- **AVAILABLE RECORDS**:

* * * * *

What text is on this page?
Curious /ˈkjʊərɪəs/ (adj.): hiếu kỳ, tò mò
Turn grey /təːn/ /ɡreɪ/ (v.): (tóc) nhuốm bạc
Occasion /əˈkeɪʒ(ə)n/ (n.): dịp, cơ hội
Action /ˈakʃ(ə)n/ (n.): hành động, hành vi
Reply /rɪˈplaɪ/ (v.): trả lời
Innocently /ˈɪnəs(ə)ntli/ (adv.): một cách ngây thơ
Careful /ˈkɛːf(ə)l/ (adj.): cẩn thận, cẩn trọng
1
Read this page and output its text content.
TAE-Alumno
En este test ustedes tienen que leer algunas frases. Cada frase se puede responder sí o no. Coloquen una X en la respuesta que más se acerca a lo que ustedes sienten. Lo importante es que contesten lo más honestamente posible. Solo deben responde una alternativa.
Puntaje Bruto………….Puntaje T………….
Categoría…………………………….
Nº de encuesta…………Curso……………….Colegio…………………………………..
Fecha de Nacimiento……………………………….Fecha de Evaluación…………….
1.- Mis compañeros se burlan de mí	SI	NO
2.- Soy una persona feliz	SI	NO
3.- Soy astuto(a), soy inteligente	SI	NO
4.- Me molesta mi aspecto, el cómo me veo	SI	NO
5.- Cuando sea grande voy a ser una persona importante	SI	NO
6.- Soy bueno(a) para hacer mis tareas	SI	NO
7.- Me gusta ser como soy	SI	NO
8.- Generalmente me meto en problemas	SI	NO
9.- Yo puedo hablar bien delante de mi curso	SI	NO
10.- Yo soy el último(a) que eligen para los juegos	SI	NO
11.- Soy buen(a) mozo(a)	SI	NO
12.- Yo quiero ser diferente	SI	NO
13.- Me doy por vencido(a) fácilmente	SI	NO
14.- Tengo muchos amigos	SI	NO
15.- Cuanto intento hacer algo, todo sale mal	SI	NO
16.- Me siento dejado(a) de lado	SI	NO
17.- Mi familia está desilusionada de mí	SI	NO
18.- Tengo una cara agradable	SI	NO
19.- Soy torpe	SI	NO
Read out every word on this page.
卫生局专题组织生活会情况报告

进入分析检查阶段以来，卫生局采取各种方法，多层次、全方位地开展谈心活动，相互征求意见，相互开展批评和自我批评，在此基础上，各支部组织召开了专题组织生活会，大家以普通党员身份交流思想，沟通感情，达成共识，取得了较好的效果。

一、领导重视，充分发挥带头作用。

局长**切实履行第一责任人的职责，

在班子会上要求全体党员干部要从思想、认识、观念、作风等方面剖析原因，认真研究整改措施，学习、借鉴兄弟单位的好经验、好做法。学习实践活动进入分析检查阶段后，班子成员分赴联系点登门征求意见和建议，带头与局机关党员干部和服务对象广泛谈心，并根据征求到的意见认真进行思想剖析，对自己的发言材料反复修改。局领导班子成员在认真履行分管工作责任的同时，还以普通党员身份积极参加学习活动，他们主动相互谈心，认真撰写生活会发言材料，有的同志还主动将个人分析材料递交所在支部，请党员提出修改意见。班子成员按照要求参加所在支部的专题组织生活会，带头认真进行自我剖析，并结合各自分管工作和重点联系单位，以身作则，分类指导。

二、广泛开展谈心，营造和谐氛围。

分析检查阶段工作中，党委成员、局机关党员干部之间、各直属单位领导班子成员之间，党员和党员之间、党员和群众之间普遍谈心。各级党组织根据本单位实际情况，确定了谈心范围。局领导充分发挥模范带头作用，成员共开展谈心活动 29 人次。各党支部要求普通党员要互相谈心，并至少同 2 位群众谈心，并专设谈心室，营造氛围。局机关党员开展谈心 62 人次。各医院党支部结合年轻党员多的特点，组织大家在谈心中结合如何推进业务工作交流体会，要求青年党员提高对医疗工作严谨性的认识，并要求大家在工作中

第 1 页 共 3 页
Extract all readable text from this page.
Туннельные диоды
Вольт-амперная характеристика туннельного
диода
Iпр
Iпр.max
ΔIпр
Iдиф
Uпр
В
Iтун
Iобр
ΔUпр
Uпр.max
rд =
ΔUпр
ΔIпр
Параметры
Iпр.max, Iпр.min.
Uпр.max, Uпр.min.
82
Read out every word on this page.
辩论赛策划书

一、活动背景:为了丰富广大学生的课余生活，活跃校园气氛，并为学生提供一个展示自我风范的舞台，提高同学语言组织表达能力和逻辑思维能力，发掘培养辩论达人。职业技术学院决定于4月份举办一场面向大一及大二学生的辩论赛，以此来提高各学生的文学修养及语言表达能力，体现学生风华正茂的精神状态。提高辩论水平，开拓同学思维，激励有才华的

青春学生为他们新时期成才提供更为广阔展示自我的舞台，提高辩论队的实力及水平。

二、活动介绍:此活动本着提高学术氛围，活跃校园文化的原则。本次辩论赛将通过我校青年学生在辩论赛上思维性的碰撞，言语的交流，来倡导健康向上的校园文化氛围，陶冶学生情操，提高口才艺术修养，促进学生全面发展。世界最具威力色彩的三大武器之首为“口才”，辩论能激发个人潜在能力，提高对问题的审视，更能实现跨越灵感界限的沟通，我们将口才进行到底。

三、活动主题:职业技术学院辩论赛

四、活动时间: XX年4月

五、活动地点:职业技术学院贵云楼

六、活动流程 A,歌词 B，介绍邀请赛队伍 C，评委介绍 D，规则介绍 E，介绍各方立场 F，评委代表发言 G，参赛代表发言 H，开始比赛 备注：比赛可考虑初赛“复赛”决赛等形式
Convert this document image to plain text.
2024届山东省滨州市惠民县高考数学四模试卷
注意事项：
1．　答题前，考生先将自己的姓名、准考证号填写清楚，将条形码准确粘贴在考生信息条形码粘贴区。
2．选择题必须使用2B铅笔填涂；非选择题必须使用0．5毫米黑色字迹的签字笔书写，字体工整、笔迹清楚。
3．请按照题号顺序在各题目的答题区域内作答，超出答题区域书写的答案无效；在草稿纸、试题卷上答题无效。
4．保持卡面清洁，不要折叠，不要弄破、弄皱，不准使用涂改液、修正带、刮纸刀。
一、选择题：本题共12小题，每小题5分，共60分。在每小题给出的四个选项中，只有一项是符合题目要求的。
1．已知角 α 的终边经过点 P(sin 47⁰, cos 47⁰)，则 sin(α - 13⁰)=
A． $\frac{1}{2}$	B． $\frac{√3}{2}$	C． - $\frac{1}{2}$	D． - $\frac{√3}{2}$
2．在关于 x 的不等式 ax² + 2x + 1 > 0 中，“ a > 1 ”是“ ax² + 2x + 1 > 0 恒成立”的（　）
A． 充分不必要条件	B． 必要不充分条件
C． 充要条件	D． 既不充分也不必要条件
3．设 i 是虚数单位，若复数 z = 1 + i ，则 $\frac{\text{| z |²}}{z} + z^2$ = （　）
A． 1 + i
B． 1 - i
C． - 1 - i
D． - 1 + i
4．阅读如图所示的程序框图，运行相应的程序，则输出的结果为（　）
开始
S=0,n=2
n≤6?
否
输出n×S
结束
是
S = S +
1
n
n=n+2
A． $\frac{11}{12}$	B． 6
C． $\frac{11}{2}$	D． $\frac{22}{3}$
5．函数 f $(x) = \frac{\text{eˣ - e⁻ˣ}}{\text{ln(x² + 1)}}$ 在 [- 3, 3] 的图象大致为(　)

* * * * *

- **STATED TASK**:
Go through the listing above and return every line where the word "persona" occurs.

- **WRITTEN SOLUTION**:
2.- Soy una persona feliz	SI	NO
5.- Cuando sea grande voy a ser una persona importante	SI	NO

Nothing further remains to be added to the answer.